(Given request): Copy out each line exactly; pictures stay out of the copy.

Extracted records
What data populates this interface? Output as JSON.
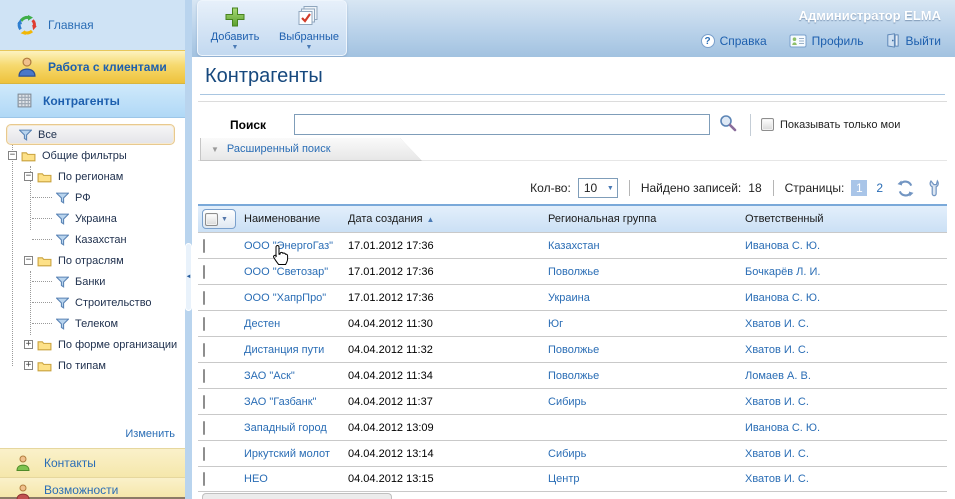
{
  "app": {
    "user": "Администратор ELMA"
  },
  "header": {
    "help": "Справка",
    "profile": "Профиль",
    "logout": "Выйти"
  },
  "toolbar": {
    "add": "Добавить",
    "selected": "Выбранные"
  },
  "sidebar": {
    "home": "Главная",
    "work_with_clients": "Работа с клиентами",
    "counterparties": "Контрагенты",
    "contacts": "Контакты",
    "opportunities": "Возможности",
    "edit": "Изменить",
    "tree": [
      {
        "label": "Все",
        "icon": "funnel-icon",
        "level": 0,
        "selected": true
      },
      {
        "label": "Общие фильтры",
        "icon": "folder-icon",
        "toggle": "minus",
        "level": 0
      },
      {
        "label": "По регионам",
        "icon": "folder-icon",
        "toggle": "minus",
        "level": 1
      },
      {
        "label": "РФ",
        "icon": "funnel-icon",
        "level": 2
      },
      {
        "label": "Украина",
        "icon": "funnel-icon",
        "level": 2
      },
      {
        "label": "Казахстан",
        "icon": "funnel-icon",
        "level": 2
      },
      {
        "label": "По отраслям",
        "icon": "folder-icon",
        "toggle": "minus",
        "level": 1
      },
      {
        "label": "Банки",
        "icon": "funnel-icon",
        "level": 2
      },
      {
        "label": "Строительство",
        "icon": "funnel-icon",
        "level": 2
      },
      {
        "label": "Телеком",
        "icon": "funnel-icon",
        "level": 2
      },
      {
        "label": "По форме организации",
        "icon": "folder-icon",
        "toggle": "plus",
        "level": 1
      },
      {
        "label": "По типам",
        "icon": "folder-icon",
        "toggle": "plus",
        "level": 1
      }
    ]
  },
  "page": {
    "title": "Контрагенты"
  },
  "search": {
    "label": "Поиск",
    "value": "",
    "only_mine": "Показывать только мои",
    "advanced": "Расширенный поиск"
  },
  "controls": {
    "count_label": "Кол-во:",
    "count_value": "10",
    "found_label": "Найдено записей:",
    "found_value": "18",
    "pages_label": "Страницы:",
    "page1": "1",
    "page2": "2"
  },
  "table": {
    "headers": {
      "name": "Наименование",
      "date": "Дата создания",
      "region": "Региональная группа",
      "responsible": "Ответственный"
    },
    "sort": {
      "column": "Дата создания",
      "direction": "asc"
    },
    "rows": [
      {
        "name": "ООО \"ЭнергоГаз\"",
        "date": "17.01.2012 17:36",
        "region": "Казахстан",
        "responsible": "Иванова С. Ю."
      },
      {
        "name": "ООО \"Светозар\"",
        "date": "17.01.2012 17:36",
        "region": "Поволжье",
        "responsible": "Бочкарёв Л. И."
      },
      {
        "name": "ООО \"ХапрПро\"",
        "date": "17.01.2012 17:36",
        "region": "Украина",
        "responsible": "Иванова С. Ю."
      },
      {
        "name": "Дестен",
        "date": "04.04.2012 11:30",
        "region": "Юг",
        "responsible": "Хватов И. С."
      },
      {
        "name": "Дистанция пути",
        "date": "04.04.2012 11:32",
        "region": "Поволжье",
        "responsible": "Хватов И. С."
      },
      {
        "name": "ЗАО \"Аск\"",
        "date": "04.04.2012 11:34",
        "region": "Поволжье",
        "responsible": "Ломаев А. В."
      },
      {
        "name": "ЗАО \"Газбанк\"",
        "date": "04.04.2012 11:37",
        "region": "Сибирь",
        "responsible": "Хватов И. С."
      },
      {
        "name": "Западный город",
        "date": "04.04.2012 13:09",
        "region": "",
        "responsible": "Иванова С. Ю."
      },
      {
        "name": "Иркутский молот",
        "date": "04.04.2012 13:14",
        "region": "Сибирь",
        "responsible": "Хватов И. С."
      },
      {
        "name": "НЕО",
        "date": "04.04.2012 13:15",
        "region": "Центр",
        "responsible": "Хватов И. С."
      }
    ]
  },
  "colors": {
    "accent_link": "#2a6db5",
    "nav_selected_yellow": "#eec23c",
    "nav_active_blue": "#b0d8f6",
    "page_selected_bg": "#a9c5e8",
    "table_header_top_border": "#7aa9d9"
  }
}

(The response):
What data populates this interface? Output as JSON.
{
  "app": {
    "user": "Администратор ELMA"
  },
  "header": {
    "help": "Справка",
    "profile": "Профиль",
    "logout": "Выйти"
  },
  "toolbar": {
    "add": "Добавить",
    "selected": "Выбранные"
  },
  "sidebar": {
    "home": "Главная",
    "work_with_clients": "Работа с клиентами",
    "counterparties": "Контрагенты",
    "contacts": "Контакты",
    "opportunities": "Возможности",
    "edit": "Изменить",
    "tree": [
      {
        "label": "Все",
        "icon": "funnel-icon",
        "level": 0,
        "selected": true
      },
      {
        "label": "Общие фильтры",
        "icon": "folder-icon",
        "toggle": "minus",
        "level": 0
      },
      {
        "label": "По регионам",
        "icon": "folder-icon",
        "toggle": "minus",
        "level": 1
      },
      {
        "label": "РФ",
        "icon": "funnel-icon",
        "level": 2
      },
      {
        "label": "Украина",
        "icon": "funnel-icon",
        "level": 2
      },
      {
        "label": "Казахстан",
        "icon": "funnel-icon",
        "level": 2
      },
      {
        "label": "По отраслям",
        "icon": "folder-icon",
        "toggle": "minus",
        "level": 1
      },
      {
        "label": "Банки",
        "icon": "funnel-icon",
        "level": 2
      },
      {
        "label": "Строительство",
        "icon": "funnel-icon",
        "level": 2
      },
      {
        "label": "Телеком",
        "icon": "funnel-icon",
        "level": 2
      },
      {
        "label": "По форме организации",
        "icon": "folder-icon",
        "toggle": "plus",
        "level": 1
      },
      {
        "label": "По типам",
        "icon": "folder-icon",
        "toggle": "plus",
        "level": 1
      }
    ]
  },
  "page": {
    "title": "Контрагенты"
  },
  "search": {
    "label": "Поиск",
    "value": "",
    "only_mine": "Показывать только мои",
    "advanced": "Расширенный поиск"
  },
  "controls": {
    "count_label": "Кол-во:",
    "count_value": "10",
    "found_label": "Найдено записей:",
    "found_value": "18",
    "pages_label": "Страницы:",
    "page1": "1",
    "page2": "2"
  },
  "table": {
    "headers": {
      "name": "Наименование",
      "date": "Дата создания",
      "region": "Региональная группа",
      "responsible": "Ответственный"
    },
    "sort": {
      "column": "Дата создания",
      "direction": "asc"
    },
    "rows": [
      {
        "name": "ООО \"ЭнергоГаз\"",
        "date": "17.01.2012 17:36",
        "region": "Казахстан",
        "responsible": "Иванова С. Ю."
      },
      {
        "name": "ООО \"Светозар\"",
        "date": "17.01.2012 17:36",
        "region": "Поволжье",
        "responsible": "Бочкарёв Л. И."
      },
      {
        "name": "ООО \"ХапрПро\"",
        "date": "17.01.2012 17:36",
        "region": "Украина",
        "responsible": "Иванова С. Ю."
      },
      {
        "name": "Дестен",
        "date": "04.04.2012 11:30",
        "region": "Юг",
        "responsible": "Хватов И. С."
      },
      {
        "name": "Дистанция пути",
        "date": "04.04.2012 11:32",
        "region": "Поволжье",
        "responsible": "Хватов И. С."
      },
      {
        "name": "ЗАО \"Аск\"",
        "date": "04.04.2012 11:34",
        "region": "Поволжье",
        "responsible": "Ломаев А. В."
      },
      {
        "name": "ЗАО \"Газбанк\"",
        "date": "04.04.2012 11:37",
        "region": "Сибирь",
        "responsible": "Хватов И. С."
      },
      {
        "name": "Западный город",
        "date": "04.04.2012 13:09",
        "region": "",
        "responsible": "Иванова С. Ю."
      },
      {
        "name": "Иркутский молот",
        "date": "04.04.2012 13:14",
        "region": "Сибирь",
        "responsible": "Хватов И. С."
      },
      {
        "name": "НЕО",
        "date": "04.04.2012 13:15",
        "region": "Центр",
        "responsible": "Хватов И. С."
      }
    ]
  },
  "colors": {
    "accent_link": "#2a6db5",
    "nav_selected_yellow": "#eec23c",
    "nav_active_blue": "#b0d8f6",
    "page_selected_bg": "#a9c5e8",
    "table_header_top_border": "#7aa9d9"
  }
}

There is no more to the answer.